> **Problem 1**
In the passage below about Margaret's painting, why were many of her works kept unframed in a storage container after she moved to St. John's Home?

> **Reading passage**
>> Start
Margaret admits that changing priorities during the war and in the years that followed forced her to put aside her paint brushes and sketching pens. However, that itch to create would not go away and Margaret once again began taking the opportunity to ply her craft. Her daughter Patricia remembers that “mom had an easel in the basement and would head downstairs to paint whenever she could.”

It was after her retirement in 1987 when Margaret’s portfolio really began to “blossom.” She enrolled in an advanced watercolors class at the Memorial Art Gallery where she continued to take classes for the next two decades. Margaret’s most prolific period as an artist saw her produce dozens of works—many of them floral arrangements and scenes depicting groves of flowers. When she moved to St. John’s Home she displayed several of them throughout her room, but because of the sheer volume of pieces, many of her works were kept unframed in a storage container.

Enter Mimi DeVinney, Quality of Life Specialist at St. John’s and facilitator of a group of creatives who meet in the art studio at St. John’s Home. While there are a handful of lifelong artists who participate in the group, Margaret’s abilities stood out immediately. “Her talent was obvious,” says Mimi. “She wasted no time cranking out new pieces and then taking supplies back to her room to work on her own.” Eventually Mimi approached Margaret about sharing her work in the gallery space. Margaret was skeptical at first, but Mimi was able to assist with the daunting tasks of choosing which works to display and having them matted for the show.

Margaret’s gallery reception was a huge success, with dozens of family members, friends, and St. John’s elders and employees stopping in to share in her moment. She has also enjoyed very positive feedback from those who have viewed her exhibit. “I’m so happy when people go down and say they enjoy the paintings. The first thing they ask is whether they can buy one.” While Margaret’s work is not for sale, she has taken to sketching portraits of many St. John’s employees who are interested. That number continues to grow.

Margaret—who will turn 97 years old in August—believes her work as an artist has played no small role in her longevity. Her words serve as inspiration for anyone who is considering whether or not to follow through with something they are passionate about. “I didn’t want to be idle. Painting has kept my mind busy. You have to think and measure when you paint. It has been my life, really.”
>> End
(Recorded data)
>> Start
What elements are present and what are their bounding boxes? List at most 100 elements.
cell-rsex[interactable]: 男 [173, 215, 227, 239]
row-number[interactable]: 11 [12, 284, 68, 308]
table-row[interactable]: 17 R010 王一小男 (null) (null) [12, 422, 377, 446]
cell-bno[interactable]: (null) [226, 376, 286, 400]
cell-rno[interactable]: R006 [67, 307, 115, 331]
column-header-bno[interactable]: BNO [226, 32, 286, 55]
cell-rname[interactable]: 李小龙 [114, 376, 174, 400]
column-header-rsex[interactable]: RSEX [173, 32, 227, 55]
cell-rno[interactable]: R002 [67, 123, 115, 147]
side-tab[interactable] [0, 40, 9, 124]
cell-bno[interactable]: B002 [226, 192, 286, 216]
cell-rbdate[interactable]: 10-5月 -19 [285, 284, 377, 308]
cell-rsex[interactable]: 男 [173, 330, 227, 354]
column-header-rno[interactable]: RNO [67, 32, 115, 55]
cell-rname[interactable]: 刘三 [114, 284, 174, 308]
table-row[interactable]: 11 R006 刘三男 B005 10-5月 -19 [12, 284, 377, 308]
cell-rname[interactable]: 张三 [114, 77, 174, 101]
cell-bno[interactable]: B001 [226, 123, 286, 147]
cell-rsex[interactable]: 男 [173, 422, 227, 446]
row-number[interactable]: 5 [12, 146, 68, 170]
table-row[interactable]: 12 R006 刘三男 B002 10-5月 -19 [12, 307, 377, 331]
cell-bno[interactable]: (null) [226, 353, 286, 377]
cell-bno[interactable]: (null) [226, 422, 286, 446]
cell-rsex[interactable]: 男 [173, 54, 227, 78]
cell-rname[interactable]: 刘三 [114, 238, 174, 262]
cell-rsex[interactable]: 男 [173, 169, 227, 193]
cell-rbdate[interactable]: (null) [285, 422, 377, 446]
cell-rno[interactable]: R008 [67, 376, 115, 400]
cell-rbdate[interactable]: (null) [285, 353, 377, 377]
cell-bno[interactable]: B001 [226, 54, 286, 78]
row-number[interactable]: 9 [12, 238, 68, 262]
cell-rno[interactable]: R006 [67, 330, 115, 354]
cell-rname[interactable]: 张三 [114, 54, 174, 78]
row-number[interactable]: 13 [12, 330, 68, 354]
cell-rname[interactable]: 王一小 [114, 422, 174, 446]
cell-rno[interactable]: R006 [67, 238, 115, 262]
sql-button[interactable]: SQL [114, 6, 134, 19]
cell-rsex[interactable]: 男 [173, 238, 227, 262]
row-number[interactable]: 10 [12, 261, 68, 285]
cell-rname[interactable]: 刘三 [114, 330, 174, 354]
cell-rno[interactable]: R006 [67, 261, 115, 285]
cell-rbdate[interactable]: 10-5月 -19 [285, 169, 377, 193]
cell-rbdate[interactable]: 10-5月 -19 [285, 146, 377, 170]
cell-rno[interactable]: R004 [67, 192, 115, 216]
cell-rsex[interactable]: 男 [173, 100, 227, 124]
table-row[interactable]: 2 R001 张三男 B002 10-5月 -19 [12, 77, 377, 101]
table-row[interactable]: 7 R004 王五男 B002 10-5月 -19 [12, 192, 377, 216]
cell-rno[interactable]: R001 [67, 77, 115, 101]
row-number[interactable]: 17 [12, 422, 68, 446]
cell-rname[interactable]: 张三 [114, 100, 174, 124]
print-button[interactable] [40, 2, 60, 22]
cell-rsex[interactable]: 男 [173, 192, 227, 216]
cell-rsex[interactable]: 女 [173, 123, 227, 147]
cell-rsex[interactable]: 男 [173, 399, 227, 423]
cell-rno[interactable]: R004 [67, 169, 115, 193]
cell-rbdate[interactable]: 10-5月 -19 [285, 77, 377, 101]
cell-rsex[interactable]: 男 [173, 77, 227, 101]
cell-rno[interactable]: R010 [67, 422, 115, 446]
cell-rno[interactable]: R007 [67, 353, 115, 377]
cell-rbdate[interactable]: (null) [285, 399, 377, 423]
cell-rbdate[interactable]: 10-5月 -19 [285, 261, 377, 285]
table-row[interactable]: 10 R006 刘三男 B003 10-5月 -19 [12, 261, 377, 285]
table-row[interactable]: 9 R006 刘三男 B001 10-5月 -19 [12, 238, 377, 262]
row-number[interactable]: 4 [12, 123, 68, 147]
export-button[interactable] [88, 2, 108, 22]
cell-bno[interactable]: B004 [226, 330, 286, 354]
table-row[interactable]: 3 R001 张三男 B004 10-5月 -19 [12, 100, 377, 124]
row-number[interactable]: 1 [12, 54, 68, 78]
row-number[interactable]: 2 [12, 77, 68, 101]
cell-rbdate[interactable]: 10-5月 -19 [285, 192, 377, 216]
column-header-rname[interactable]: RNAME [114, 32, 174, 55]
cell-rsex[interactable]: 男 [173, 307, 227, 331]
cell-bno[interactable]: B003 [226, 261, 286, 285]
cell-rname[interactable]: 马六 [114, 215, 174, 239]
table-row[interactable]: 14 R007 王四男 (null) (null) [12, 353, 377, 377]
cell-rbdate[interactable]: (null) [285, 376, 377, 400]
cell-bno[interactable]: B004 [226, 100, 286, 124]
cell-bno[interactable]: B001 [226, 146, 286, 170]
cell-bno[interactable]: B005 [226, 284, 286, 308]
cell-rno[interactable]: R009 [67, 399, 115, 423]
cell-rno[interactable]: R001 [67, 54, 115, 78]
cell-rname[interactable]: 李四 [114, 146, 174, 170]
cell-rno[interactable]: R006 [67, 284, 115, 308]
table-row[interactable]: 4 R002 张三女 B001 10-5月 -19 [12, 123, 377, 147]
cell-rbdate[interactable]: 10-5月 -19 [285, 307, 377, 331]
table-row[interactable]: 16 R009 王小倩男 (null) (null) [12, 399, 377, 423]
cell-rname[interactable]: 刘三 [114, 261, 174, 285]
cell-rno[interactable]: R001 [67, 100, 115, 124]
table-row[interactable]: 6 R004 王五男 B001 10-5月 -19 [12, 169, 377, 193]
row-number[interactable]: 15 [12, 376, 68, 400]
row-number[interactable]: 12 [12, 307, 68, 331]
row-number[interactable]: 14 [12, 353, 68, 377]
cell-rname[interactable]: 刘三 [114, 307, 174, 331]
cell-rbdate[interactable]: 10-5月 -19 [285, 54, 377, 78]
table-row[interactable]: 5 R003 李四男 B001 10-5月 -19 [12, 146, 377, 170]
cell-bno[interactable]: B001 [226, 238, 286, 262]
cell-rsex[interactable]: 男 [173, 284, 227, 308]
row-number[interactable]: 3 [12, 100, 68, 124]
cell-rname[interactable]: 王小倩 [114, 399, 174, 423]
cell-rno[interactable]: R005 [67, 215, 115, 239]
>> End
> **Problem 2**
Repeat the stretch of the records from their start through the line containing "cell-bno[interactable]: B002 [226, 192, 286, 216]".

> **Response 1**
She had so many pieces that they could not all be framed and displayed. She hung several in her room and kept the rest unframed in a storage container.

> **Response 2**
What elements are present and what are their bounding boxes? List at most 100 elements.
cell-rsex[interactable]: 男 [173, 215, 227, 239]
row-number[interactable]: 11 [12, 284, 68, 308]
table-row[interactable]: 17 R010 王一小男 (null) (null) [12, 422, 377, 446]
cell-bno[interactable]: (null) [226, 376, 286, 400]
cell-rno[interactable]: R006 [67, 307, 115, 331]
column-header-bno[interactable]: BNO [226, 32, 286, 55]
cell-rname[interactable]: 李小龙 [114, 376, 174, 400]
column-header-rsex[interactable]: RSEX [173, 32, 227, 55]
cell-rno[interactable]: R002 [67, 123, 115, 147]
side-tab[interactable] [0, 40, 9, 124]
cell-bno[interactable]: B002 [226, 192, 286, 216]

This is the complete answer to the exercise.